**Required task**
Transcribe the records that follow exactly. Skip the pictures.

[Recorded data]
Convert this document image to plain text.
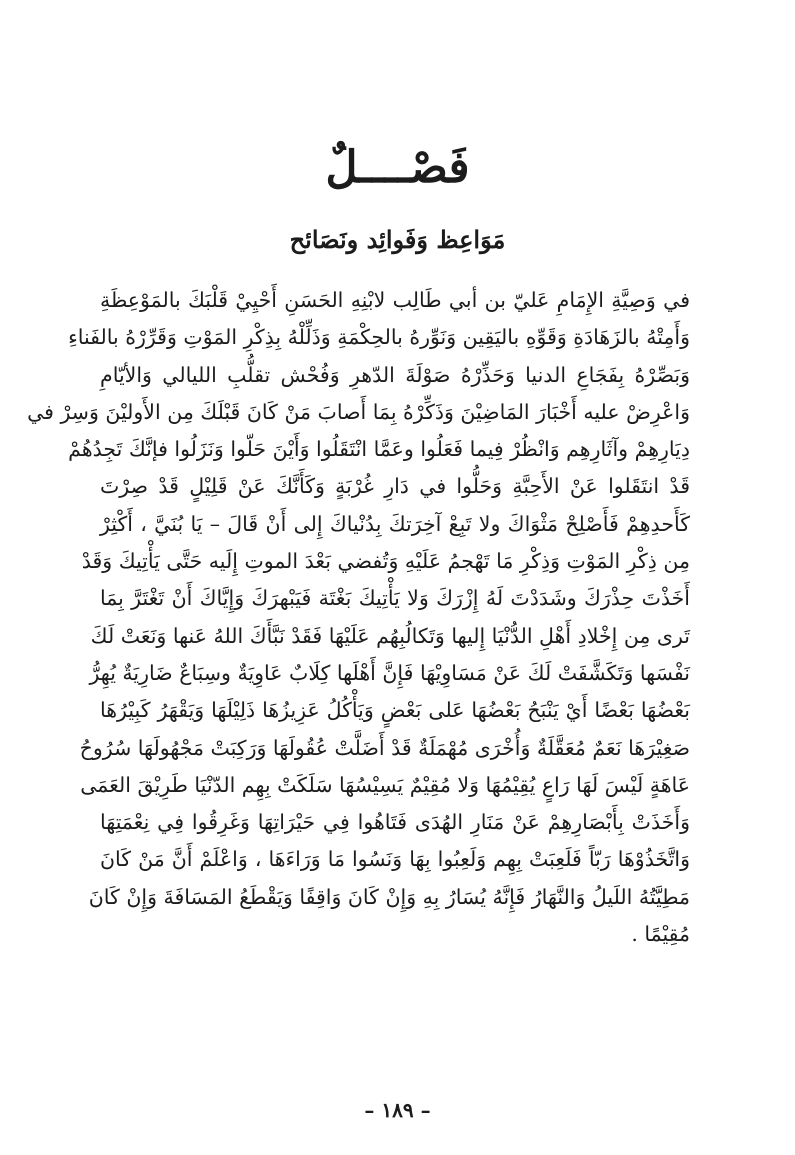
فَصْــــلٌ
مَوَاعِظ وَفَوائِد ونَصَائح
في وَصِيَّةِ الإِمَامِ عَليّ بن أبي طَالِب لابْنِهِ الحَسَنِ أَحْيِيْ قَلْبَكَ بالمَوْعِظَةِ
وَأَمِتْهُ بالزَهَادَةِ وَقَوِّهِ باليَقِين وَنَوِّرهُ بالحِكْمَةِ وَذَلِّلْهُ بِذِكْرِ المَوْتِ وَقَرِّرْهُ بالفَناءِ
وَبَصِّرْهُ بِفَجَاعِ الدنيا وَحَذِّرْهُ صَوْلَةَ الدّهرِ وَفُحْش تقلُّبِ الليالي وَالأيّامِ
وَاعْرِضْ عليه أَخْبَارَ المَاضِيْنَ وَذَكِّرْهُ بِمَا أَصابَ مَنْ كَانَ قَبْلَكَ مِن الأَوليْنَ وَسِرْ في
دِيَارِهِمْ وآثَارِهِم وَانْظُرْ فِيما فَعَلُوا وعَمَّا انْتَقَلُوا وَأَيْنَ حَلّوا وَنَزَلُوا فإنَّكَ تَجِدُهُمْ
قَدْ انتَقَلوا عَنْ الأَحِبَّةِ وَحَلُّوا في دَارِ غُرْبَةٍ وَكَأَنَّكَ عَنْ قَلِيْلٍ قَدْ صِرْتَ
كَأَحدِهِمْ فَأَصْلِحْ مَثْوَاكَ ولا تَبِعْ آخِرَتكَ بِدُنْياكَ إِلى أَنْ قَالَ – يَا بُنَيَّ ، أَكْثِرْ
مِن ذِكْرِ المَوْتِ وَذِكْرِ مَا تَهْجمُ عَلَيْهِ وَتُفضي بَعْدَ الموتِ إِلَيه حَتَّى يَأْتِيكَ وَقَدْ
أَخَذْتَ حِذْرَكَ وشَدَدْتَ لَهُ إِزْرَكَ وَلا يَأْتِيكَ بَغْتَة فَيَبْهرَكَ وَإِيَّاكَ أَنْ تَغْتَرَّ بِمَا
تَرى مِن إِخْلادِ أَهْلِ الدُّنْيَا إِليها وَتَكالُبِهُم عَلَيْهَا فَقَدْ نَبَّأَكَ اللهُ عَنها وَنَعَتْ لَكَ
نَفْسَها وَتَكَشَّفَتْ لَكَ عَنْ مَسَاوِيْهَا فَإِنَّ أَهْلَها كِلَابٌ عَاوِيَةٌ وسِبَاعٌ ضَارِيَةٌ يُهِرُّ
بَعْضُهَا بَعْضًا أَيْ يَنْبَحُ بَعْضُهَا عَلى بَعْضٍ وَيَأْكُلُ عَزِيزُهَا ذَلِيْلَهَا وَيَقْهَرُ كَبِيْرُهَا
صَغِيْرَهَا نَعَمٌ مُعَقَّلَةٌ وَأُخْرَى مُهْمَلَةٌ قَدْ أَضَلَّتْ عُقُولَهَا وَرَكِبَتْ مَجْهُولَهَا سُرُوحُ
عَاهَةٍ لَيْسَ لَهَا رَاعٍ يُقِيْمُهَا وَلا مُقِيْمٌ يَسِيْسُهَا سَلَكَتْ بِهِم الدّنْيَا طَرِيْقَ العَمَى
وَأَخَذَتْ بِأَبْصَارِهِمْ عَنْ مَنَارِ الهُدَى فَتَاهُوا فِي حَيْرَاتِهَا وَغَرِقُوا فِي نِعْمَتِهَا
وَاتَّخَذُوْهَا رَبّاً فَلَعِبَتْ بِهِم وَلَعِبُوا بِهَا وَنَسُوا مَا وَرَاءَهَا ، وَاعْلَمْ أَنَّ مَنْ كَانَ
مَطِيَّتُهُ اللَيلُ وَالنَّهَارُ فَإِنَّهُ يُسَارُ بِهِ وَإِنْ كَانَ وَاقِفًا وَيَقْطَعُ المَسَافَةَ وَإِنْ كَانَ
مُقِيْمًا .
– ١٨٩ –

**Task result**
Convert this document image to plain text.
فَصْــــلٌ
مَوَاعِظ وَفَوائِد ونَصَائح
في وَصِيَّةِ الإِمَامِ عَليّ بن أبي طَالِب لابْنِهِ الحَسَنِ أَحْيِيْ قَلْبَكَ بالمَوْعِظَةِ
وَأَمِتْهُ بالزَهَادَةِ وَقَوِّهِ باليَقِين وَنَوِّرهُ بالحِكْمَةِ وَذَلِّلْهُ بِذِكْرِ المَوْتِ وَقَرِّرْهُ بالفَناءِ
وَبَصِّرْهُ بِفَجَاعِ الدنيا وَحَذِّرْهُ صَوْلَةَ الدّهرِ وَفُحْش تقلُّبِ الليالي وَالأيّامِ
وَاعْرِضْ عليه أَخْبَارَ المَاضِيْنَ وَذَكِّرْهُ بِمَا أَصابَ مَنْ كَانَ قَبْلَكَ مِن الأَوليْنَ وَسِرْ في
دِيَارِهِمْ وآثَارِهِم وَانْظُرْ فِيما فَعَلُوا وعَمَّا انْتَقَلُوا وَأَيْنَ حَلّوا وَنَزَلُوا فإنَّكَ تَجِدُهُمْ
قَدْ انتَقَلوا عَنْ الأَحِبَّةِ وَحَلُّوا في دَارِ غُرْبَةٍ وَكَأَنَّكَ عَنْ قَلِيْلٍ قَدْ صِرْتَ
كَأَحدِهِمْ فَأَصْلِحْ مَثْوَاكَ ولا تَبِعْ آخِرَتكَ بِدُنْياكَ إِلى أَنْ قَالَ – يَا بُنَيَّ ، أَكْثِرْ
مِن ذِكْرِ المَوْتِ وَذِكْرِ مَا تَهْجمُ عَلَيْهِ وَتُفضي بَعْدَ الموتِ إِلَيه حَتَّى يَأْتِيكَ وَقَدْ
أَخَذْتَ حِذْرَكَ وشَدَدْتَ لَهُ إِزْرَكَ وَلا يَأْتِيكَ بَغْتَة فَيَبْهرَكَ وَإِيَّاكَ أَنْ تَغْتَرَّ بِمَا
تَرى مِن إِخْلادِ أَهْلِ الدُّنْيَا إِليها وَتَكالُبِهُم عَلَيْهَا فَقَدْ نَبَّأَكَ اللهُ عَنها وَنَعَتْ لَكَ
نَفْسَها وَتَكَشَّفَتْ لَكَ عَنْ مَسَاوِيْهَا فَإِنَّ أَهْلَها كِلَابٌ عَاوِيَةٌ وسِبَاعٌ ضَارِيَةٌ يُهِرُّ
بَعْضُهَا بَعْضًا أَيْ يَنْبَحُ بَعْضُهَا عَلى بَعْضٍ وَيَأْكُلُ عَزِيزُهَا ذَلِيْلَهَا وَيَقْهَرُ كَبِيْرُهَا
صَغِيْرَهَا نَعَمٌ مُعَقَّلَةٌ وَأُخْرَى مُهْمَلَةٌ قَدْ أَضَلَّتْ عُقُولَهَا وَرَكِبَتْ مَجْهُولَهَا سُرُوحُ
عَاهَةٍ لَيْسَ لَهَا رَاعٍ يُقِيْمُهَا وَلا مُقِيْمٌ يَسِيْسُهَا سَلَكَتْ بِهِم الدّنْيَا طَرِيْقَ العَمَى
وَأَخَذَتْ بِأَبْصَارِهِمْ عَنْ مَنَارِ الهُدَى فَتَاهُوا فِي حَيْرَاتِهَا وَغَرِقُوا فِي نِعْمَتِهَا
وَاتَّخَذُوْهَا رَبّاً فَلَعِبَتْ بِهِم وَلَعِبُوا بِهَا وَنَسُوا مَا وَرَاءَهَا ، وَاعْلَمْ أَنَّ مَنْ كَانَ
مَطِيَّتُهُ اللَيلُ وَالنَّهَارُ فَإِنَّهُ يُسَارُ بِهِ وَإِنْ كَانَ وَاقِفًا وَيَقْطَعُ المَسَافَةَ وَإِنْ كَانَ
مُقِيْمًا .
– ١٨٩ –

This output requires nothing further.